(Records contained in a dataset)
= = = = =
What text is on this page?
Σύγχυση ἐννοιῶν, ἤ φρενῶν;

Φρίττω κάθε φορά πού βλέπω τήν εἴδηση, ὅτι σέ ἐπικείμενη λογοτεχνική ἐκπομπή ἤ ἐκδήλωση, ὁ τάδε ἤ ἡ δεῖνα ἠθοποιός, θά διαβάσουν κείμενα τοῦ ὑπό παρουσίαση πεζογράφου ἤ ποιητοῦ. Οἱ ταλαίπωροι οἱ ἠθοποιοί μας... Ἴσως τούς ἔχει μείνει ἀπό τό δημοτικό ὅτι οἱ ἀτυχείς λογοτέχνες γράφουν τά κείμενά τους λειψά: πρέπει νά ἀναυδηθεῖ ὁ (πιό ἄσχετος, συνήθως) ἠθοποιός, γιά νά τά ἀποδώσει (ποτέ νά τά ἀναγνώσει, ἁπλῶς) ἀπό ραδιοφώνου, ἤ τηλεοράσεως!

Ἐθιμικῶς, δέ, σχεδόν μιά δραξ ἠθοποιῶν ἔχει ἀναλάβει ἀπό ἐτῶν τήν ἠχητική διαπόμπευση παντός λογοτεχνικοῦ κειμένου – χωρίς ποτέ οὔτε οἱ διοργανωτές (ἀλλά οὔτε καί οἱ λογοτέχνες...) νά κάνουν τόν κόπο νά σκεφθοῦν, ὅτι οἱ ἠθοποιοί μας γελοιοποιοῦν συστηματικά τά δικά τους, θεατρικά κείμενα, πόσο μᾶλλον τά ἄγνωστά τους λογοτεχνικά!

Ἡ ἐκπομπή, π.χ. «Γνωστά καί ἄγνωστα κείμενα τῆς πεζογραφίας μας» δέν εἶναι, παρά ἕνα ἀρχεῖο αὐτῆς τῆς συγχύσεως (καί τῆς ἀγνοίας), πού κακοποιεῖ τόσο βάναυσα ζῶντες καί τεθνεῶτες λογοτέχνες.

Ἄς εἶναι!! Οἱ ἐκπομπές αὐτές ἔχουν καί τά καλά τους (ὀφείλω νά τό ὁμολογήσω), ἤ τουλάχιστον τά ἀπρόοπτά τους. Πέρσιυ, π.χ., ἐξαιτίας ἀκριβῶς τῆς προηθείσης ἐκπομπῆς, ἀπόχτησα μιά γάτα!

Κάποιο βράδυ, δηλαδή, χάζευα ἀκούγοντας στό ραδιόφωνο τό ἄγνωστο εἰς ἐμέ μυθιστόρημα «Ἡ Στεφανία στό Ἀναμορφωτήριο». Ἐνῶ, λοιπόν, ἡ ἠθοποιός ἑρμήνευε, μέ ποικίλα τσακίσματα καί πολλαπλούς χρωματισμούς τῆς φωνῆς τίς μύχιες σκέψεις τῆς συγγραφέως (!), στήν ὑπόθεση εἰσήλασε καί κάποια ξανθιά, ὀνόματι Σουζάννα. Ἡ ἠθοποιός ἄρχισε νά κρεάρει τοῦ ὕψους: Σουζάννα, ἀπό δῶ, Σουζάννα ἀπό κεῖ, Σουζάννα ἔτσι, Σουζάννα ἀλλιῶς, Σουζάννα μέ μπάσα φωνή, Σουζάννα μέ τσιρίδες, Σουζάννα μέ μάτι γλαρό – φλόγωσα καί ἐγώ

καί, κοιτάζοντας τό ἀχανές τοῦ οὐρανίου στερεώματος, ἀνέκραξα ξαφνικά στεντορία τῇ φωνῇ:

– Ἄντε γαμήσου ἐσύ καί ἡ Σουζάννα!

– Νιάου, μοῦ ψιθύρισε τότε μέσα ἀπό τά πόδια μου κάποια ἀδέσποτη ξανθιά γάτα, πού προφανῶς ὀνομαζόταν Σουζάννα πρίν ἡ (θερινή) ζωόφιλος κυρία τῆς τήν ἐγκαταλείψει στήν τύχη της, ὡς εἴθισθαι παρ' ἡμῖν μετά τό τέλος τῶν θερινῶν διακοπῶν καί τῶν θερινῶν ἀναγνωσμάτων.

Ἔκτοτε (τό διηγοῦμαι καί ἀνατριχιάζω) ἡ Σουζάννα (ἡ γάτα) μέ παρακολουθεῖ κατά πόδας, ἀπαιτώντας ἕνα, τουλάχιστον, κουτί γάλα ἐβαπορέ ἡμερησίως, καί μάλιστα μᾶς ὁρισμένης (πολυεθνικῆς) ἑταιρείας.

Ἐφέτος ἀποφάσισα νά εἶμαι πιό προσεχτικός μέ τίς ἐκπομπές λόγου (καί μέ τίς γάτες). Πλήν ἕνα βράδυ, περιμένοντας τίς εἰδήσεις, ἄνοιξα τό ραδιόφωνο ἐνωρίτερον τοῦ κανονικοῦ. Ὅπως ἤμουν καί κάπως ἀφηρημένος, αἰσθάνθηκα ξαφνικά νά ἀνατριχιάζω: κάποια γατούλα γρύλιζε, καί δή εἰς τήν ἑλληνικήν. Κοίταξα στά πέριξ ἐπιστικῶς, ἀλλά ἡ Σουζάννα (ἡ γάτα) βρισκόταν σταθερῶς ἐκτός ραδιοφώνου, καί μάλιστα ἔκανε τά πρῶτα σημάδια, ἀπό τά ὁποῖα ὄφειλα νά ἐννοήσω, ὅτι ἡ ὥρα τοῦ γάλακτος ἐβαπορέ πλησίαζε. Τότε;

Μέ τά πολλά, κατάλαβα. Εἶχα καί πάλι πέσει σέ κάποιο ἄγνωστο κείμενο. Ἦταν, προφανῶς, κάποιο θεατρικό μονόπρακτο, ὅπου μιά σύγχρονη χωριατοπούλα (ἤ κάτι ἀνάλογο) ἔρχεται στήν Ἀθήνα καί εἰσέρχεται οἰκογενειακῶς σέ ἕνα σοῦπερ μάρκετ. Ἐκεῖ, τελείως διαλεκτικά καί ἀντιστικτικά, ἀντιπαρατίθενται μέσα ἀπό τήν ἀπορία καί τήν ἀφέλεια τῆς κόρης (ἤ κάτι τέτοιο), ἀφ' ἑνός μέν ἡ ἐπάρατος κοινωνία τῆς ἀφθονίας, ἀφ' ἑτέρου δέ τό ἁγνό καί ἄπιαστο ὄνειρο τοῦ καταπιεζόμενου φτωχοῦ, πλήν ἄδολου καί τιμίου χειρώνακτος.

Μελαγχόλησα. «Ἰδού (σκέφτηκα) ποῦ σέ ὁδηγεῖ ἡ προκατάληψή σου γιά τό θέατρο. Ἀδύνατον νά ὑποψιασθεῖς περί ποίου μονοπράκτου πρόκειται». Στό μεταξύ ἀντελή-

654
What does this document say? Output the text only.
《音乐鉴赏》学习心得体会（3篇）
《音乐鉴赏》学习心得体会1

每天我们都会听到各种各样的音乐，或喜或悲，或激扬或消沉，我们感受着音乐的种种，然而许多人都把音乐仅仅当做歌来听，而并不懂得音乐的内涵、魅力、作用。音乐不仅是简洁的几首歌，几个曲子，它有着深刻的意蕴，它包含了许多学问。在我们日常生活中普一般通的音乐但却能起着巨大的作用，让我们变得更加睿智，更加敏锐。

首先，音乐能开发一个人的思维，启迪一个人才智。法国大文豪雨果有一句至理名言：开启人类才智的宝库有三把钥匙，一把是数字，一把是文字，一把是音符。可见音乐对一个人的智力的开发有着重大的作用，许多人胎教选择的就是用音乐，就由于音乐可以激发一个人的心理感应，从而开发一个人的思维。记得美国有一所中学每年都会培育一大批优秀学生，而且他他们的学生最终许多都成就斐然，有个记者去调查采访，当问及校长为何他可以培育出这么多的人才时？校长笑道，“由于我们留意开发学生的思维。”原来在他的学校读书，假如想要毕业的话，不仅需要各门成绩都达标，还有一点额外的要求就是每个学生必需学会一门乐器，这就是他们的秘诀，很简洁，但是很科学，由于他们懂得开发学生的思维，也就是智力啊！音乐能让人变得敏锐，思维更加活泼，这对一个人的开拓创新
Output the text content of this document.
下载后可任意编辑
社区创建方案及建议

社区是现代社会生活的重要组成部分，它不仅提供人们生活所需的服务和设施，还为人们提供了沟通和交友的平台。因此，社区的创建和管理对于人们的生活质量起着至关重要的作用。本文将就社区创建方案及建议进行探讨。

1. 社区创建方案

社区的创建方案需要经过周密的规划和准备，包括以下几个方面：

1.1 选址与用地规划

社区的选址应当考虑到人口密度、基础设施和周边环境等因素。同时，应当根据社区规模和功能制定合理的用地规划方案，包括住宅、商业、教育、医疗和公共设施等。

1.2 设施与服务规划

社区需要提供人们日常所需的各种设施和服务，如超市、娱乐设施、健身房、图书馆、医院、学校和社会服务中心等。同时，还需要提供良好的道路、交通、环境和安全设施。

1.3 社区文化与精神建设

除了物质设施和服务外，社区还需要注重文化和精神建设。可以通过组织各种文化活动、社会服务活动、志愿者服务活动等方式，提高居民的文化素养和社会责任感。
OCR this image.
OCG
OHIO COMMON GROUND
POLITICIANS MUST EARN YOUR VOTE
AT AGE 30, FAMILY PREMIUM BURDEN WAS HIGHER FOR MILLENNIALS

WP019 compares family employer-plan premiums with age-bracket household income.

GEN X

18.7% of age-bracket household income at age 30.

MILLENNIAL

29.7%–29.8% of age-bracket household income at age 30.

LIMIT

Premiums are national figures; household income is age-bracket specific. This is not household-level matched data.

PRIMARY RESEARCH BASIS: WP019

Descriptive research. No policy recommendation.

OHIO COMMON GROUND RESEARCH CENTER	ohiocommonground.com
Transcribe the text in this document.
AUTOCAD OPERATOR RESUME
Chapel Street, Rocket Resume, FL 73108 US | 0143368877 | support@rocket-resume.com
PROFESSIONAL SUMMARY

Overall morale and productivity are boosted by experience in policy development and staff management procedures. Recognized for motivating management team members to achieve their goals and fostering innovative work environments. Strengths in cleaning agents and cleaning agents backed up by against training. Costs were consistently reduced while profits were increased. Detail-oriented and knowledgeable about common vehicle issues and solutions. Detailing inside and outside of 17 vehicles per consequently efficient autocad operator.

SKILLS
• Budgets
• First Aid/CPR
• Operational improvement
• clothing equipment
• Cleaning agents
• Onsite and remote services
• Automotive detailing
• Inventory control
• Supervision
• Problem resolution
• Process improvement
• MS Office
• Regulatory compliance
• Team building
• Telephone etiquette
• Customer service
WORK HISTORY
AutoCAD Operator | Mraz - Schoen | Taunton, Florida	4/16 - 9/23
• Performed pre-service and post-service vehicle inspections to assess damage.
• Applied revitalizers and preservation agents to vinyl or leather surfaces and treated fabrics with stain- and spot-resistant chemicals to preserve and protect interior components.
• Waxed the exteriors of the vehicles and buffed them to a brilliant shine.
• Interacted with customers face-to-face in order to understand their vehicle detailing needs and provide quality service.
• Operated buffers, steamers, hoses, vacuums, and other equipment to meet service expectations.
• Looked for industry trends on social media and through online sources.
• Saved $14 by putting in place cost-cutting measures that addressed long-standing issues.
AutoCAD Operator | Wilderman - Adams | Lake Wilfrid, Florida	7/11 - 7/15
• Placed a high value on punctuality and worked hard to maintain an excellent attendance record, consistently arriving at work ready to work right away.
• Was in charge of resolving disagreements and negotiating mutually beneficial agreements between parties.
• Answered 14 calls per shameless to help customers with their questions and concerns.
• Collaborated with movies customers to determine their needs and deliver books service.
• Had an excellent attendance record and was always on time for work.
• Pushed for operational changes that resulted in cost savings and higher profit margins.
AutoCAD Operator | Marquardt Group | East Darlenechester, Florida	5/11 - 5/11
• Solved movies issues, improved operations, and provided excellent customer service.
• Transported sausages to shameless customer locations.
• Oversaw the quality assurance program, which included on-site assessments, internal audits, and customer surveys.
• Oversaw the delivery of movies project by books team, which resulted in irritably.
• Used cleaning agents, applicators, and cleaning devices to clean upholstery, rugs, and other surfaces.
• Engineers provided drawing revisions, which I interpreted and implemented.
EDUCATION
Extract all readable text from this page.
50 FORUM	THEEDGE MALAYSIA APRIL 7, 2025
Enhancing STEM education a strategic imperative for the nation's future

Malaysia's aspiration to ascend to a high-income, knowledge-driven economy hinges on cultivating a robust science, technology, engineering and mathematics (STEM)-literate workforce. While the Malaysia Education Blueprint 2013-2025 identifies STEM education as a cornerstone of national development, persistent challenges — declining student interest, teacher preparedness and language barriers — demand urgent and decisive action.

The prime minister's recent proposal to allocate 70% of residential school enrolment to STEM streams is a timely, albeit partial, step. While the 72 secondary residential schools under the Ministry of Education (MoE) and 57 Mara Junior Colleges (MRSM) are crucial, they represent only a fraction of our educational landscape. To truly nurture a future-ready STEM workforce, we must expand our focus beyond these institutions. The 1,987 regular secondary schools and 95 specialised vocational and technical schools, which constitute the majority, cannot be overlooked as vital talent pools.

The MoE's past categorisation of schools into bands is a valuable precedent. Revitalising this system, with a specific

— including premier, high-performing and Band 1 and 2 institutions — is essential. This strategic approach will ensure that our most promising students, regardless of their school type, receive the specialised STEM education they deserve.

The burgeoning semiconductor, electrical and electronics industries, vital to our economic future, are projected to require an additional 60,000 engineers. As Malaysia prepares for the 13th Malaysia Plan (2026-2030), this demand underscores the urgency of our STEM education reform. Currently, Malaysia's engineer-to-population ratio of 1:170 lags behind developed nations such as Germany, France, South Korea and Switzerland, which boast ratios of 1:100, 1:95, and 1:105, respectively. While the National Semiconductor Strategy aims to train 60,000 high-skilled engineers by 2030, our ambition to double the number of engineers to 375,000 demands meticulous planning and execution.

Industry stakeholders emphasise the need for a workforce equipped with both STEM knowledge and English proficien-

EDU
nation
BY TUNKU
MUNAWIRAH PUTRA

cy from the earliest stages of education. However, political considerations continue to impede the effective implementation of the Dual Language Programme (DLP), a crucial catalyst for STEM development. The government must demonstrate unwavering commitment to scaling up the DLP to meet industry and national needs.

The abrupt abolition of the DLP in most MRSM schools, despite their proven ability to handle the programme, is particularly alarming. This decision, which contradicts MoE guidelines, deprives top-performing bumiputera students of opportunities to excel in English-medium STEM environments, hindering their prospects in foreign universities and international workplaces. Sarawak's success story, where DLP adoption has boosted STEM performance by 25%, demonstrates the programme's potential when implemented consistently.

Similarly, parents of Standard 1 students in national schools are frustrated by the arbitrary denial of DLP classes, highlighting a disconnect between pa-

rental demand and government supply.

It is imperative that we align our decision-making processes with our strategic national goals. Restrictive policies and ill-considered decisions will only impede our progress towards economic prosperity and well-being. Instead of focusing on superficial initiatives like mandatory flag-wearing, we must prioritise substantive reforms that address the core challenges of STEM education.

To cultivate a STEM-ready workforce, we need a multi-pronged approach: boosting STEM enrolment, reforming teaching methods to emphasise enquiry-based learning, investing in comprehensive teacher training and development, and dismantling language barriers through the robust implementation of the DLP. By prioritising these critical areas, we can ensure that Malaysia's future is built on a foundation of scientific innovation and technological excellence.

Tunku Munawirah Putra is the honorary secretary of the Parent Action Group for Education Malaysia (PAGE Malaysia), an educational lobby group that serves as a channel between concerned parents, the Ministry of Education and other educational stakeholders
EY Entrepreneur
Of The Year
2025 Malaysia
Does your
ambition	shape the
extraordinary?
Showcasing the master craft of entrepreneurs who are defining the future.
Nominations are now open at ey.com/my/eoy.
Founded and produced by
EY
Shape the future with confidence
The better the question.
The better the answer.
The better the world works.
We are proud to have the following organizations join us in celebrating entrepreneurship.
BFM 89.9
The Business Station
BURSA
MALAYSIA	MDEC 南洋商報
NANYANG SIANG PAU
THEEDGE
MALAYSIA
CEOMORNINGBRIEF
= = = = =
# [Directions]
Answer with one number: how many lines in the listing hold "What".

# [Full answer]
2